(Stored items)
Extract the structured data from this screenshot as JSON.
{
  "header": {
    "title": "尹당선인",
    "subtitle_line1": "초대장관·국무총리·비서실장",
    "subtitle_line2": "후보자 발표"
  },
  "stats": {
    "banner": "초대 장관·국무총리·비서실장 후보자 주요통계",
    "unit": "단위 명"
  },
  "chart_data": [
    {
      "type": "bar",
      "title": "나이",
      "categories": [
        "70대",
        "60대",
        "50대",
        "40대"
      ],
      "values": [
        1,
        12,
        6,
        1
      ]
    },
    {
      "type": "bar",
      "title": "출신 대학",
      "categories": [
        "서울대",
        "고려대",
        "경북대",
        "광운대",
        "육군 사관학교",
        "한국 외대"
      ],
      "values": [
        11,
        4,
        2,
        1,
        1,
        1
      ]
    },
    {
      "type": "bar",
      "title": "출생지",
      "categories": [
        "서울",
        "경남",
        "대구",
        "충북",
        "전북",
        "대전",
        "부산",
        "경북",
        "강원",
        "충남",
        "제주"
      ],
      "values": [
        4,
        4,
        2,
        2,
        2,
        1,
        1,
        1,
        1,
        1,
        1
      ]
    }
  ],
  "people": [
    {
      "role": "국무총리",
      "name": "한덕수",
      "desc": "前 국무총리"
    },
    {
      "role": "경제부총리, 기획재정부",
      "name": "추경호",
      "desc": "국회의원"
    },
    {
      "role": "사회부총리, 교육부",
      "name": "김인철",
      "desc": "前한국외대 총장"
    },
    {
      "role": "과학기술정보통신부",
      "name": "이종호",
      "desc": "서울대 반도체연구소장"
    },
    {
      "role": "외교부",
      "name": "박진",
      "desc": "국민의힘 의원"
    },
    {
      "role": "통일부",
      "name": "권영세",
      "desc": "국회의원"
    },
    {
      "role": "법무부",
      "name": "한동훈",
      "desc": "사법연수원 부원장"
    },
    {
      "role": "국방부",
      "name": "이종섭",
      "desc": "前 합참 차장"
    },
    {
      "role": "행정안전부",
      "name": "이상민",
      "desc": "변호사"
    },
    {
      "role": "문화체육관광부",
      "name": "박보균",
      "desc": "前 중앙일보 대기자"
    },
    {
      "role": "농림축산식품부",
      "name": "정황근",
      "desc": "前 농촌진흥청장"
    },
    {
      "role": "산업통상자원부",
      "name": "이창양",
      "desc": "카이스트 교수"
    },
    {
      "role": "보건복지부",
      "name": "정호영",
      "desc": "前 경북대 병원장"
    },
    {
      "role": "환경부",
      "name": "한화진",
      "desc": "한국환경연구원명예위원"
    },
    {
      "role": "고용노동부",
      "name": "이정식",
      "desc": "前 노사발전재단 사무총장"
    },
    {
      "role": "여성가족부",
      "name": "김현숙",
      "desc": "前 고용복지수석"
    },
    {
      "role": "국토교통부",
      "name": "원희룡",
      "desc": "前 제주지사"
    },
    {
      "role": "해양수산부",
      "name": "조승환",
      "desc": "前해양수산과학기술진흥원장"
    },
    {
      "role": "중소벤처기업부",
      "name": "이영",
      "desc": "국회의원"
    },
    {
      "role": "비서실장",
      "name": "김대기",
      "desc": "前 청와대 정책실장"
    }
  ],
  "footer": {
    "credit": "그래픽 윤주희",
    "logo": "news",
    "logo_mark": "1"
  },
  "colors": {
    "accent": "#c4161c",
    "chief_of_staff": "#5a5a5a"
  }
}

▶ [REQUEST]:
Working from the entries above, return all lines that contain "비서실장".

▶ [CORRECT ANSWER]:
    "subtitle_line1": "초대장관·국무총리·비서실장",
    "banner": "초대 장관·국무총리·비서실장 후보자 주요통계",
      "role": "비서실장",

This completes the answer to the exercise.